(Dataset items)
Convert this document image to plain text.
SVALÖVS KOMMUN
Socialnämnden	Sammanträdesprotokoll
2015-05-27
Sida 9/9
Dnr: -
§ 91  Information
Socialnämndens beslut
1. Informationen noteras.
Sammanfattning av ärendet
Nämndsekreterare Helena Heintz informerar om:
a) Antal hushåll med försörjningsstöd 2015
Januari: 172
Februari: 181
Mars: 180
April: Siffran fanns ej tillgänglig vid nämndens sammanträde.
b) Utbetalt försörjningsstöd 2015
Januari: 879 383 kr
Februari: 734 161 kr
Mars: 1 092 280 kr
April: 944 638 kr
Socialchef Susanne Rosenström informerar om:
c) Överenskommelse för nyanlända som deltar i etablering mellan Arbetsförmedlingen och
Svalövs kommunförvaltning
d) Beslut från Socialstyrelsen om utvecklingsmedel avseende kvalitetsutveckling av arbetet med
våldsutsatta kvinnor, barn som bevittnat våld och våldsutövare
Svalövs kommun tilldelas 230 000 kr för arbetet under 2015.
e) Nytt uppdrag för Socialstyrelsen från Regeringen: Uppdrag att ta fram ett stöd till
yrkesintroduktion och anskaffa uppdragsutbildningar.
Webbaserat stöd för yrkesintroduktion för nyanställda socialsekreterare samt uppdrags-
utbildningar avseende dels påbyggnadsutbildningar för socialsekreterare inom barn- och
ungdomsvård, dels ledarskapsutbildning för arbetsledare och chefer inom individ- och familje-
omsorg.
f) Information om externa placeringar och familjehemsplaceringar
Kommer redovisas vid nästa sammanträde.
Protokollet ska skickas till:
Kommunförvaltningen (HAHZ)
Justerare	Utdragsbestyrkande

▶ _Exercise objective_: Copy down every line of the material above that includes the string "Socialstyrelsen".

▶ _Written solution_:
d) Beslut från Socialstyrelsen om utvecklingsmedel avseende kvalitetsutveckling av arbetet med
e) Nytt uppdrag för Socialstyrelsen från Regeringen: Uppdrag att ta fram ett stöd till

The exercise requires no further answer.